## Begin

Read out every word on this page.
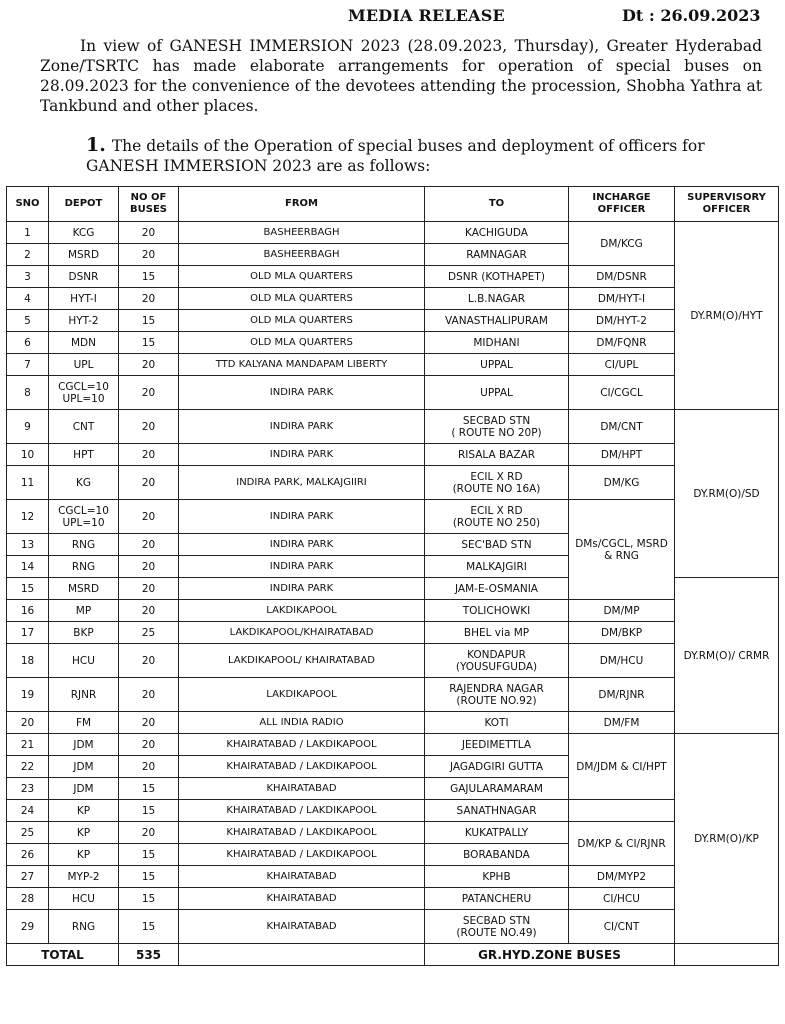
MEDIA RELEASE	Dt : 26.09.2023
In view of GANESH IMMERSION 2023 (28.09.2023, Thursday), Greater Hyderabad Zone/TSRTC has made elaborate arrangements for operation of special buses on 28.09.2023 for the convenience of the devotees attending the procession, Shobha Yathra at Tankbund and other places.
1. The details of the Operation of special buses and deployment of officers for GANESH IMMERSION 2023 are as follows:
SNO	DEPOT	NO OF BUSES	FROM	TO	INCHARGE OFFICER	SUPERVISORY OFFICER
1	KCG	20	BASHEERBAGH	KACHIGUDA	DM/KCG	DY.RM(O)/HYT
2	MSRD	20	BASHEERBAGH	RAMNAGAR		
3	DSNR	15	OLD MLA QUARTERS	DSNR (KOTHAPET)	DM/DSNR	
4	HYT-I	20	OLD MLA QUARTERS	L.B.NAGAR	DM/HYT-I	
5	HYT-2	15	OLD MLA QUARTERS	VANASTHALIPURAM	DM/HYT-2	
6	MDN	15	OLD MLA QUARTERS	MIDHANI	DM/FQNR	
7	UPL	20	TTD KALYANA MANDAPAM LIBERTY	UPPAL	CI/UPL	
8	CGCL=10
UPL=10	20	INDIRA PARK	UPPAL	CI/CGCL	
9	CNT	20	INDIRA PARK	SECBAD STN
( ROUTE NO 20P)	DM/CNT	DY.RM(O)/SD
10	HPT	20	INDIRA PARK	RISALA BAZAR	DM/HPT	
11	KG	20	INDIRA PARK, MALKAJGIIRI	ECIL X RD
(ROUTE NO 16A)	DM/KG	
12	CGCL=10
UPL=10	20	INDIRA PARK	ECIL X RD
(ROUTE NO 250)	DMs/CGCL, MSRD & RNG	
13	RNG	20	INDIRA PARK	SEC'BAD STN		
14	RNG	20	INDIRA PARK	MALKAJGIRI		
15	MSRD	20	INDIRA PARK	JAM-E-OSMANIA		DY.RM(O)/ CRMR
16	MP	20	LAKDIKAPOOL	TOLICHOWKI	DM/MP	
17	BKP	25	LAKDIKAPOOL/KHAIRATABAD	BHEL via MP	DM/BKP	
18	HCU	20	LAKDIKAPOOL/ KHAIRATABAD	KONDAPUR
(YOUSUFGUDA)	DM/HCU	
19	RJNR	20	LAKDIKAPOOL	RAJENDRA NAGAR
(ROUTE NO.92)	DM/RJNR	
20	FM	20	ALL INDIA RADIO	KOTI	DM/FM	
21	JDM	20	KHAIRATABAD / LAKDIKAPOOL	JEEDIMETTLA	DM/JDM & CI/HPT	DY.RM(O)/KP
22	JDM	20	KHAIRATABAD / LAKDIKAPOOL	JAGADGIRI GUTTA		
23	JDM	15	KHAIRATABAD	GAJULARAMARAM		
24	KP	15	KHAIRATABAD / LAKDIKAPOOL	SANATHNAGAR		
25	KP	20	KHAIRATABAD / LAKDIKAPOOL	KUKATPALLY	DM/KP & CI/RJNR	
26	KP	15	KHAIRATABAD / LAKDIKAPOOL	BORABANDA		
27	MYP-2	15	KHAIRATABAD	KPHB	DM/MYP2	
28	HCU	15	KHAIRATABAD	PATANCHERU	CI/HCU	
29	RNG	15	KHAIRATABAD	SECBAD STN
(ROUTE NO.49)	CI/CNT	
TOTAL		535		GR.HYD.ZONE BUSES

## End

### SET TASK:
From the records given above, reproduce all text exactly and exclude each picture.

### RESULT OF THIS EXERCISE:
Read out every word on this page.
MEDIA RELEASE	Dt : 26.09.2023
In view of GANESH IMMERSION 2023 (28.09.2023, Thursday), Greater Hyderabad Zone/TSRTC has made elaborate arrangements for operation of special buses on 28.09.2023 for the convenience of the devotees attending the procession, Shobha Yathra at Tankbund and other places.
1. The details of the Operation of special buses and deployment of officers for GANESH IMMERSION 2023 are as follows:
SNO	DEPOT	NO OF BUSES	FROM	TO	INCHARGE OFFICER	SUPERVISORY OFFICER
1	KCG	20	BASHEERBAGH	KACHIGUDA	DM/KCG	DY.RM(O)/HYT
2	MSRD	20	BASHEERBAGH	RAMNAGAR		
3	DSNR	15	OLD MLA QUARTERS	DSNR (KOTHAPET)	DM/DSNR	
4	HYT-I	20	OLD MLA QUARTERS	L.B.NAGAR	DM/HYT-I	
5	HYT-2	15	OLD MLA QUARTERS	VANASTHALIPURAM	DM/HYT-2	
6	MDN	15	OLD MLA QUARTERS	MIDHANI	DM/FQNR	
7	UPL	20	TTD KALYANA MANDAPAM LIBERTY	UPPAL	CI/UPL	
8	CGCL=10
UPL=10	20	INDIRA PARK	UPPAL	CI/CGCL	
9	CNT	20	INDIRA PARK	SECBAD STN
( ROUTE NO 20P)	DM/CNT	DY.RM(O)/SD
10	HPT	20	INDIRA PARK	RISALA BAZAR	DM/HPT	
11	KG	20	INDIRA PARK, MALKAJGIIRI	ECIL X RD
(ROUTE NO 16A)	DM/KG	
12	CGCL=10
UPL=10	20	INDIRA PARK	ECIL X RD
(ROUTE NO 250)	DMs/CGCL, MSRD & RNG	
13	RNG	20	INDIRA PARK	SEC'BAD STN		
14	RNG	20	INDIRA PARK	MALKAJGIRI		
15	MSRD	20	INDIRA PARK	JAM-E-OSMANIA		DY.RM(O)/ CRMR
16	MP	20	LAKDIKAPOOL	TOLICHOWKI	DM/MP	
17	BKP	25	LAKDIKAPOOL/KHAIRATABAD	BHEL via MP	DM/BKP	
18	HCU	20	LAKDIKAPOOL/ KHAIRATABAD	KONDAPUR
(YOUSUFGUDA)	DM/HCU	
19	RJNR	20	LAKDIKAPOOL	RAJENDRA NAGAR
(ROUTE NO.92)	DM/RJNR	
20	FM	20	ALL INDIA RADIO	KOTI	DM/FM	
21	JDM	20	KHAIRATABAD / LAKDIKAPOOL	JEEDIMETTLA	DM/JDM & CI/HPT	DY.RM(O)/KP
22	JDM	20	KHAIRATABAD / LAKDIKAPOOL	JAGADGIRI GUTTA		
23	JDM	15	KHAIRATABAD	GAJULARAMARAM		
24	KP	15	KHAIRATABAD / LAKDIKAPOOL	SANATHNAGAR		
25	KP	20	KHAIRATABAD / LAKDIKAPOOL	KUKATPALLY	DM/KP & CI/RJNR	
26	KP	15	KHAIRATABAD / LAKDIKAPOOL	BORABANDA		
27	MYP-2	15	KHAIRATABAD	KPHB	DM/MYP2	
28	HCU	15	KHAIRATABAD	PATANCHERU	CI/HCU	
29	RNG	15	KHAIRATABAD	SECBAD STN
(ROUTE NO.49)	CI/CNT	
TOTAL		535		GR.HYD.ZONE BUSES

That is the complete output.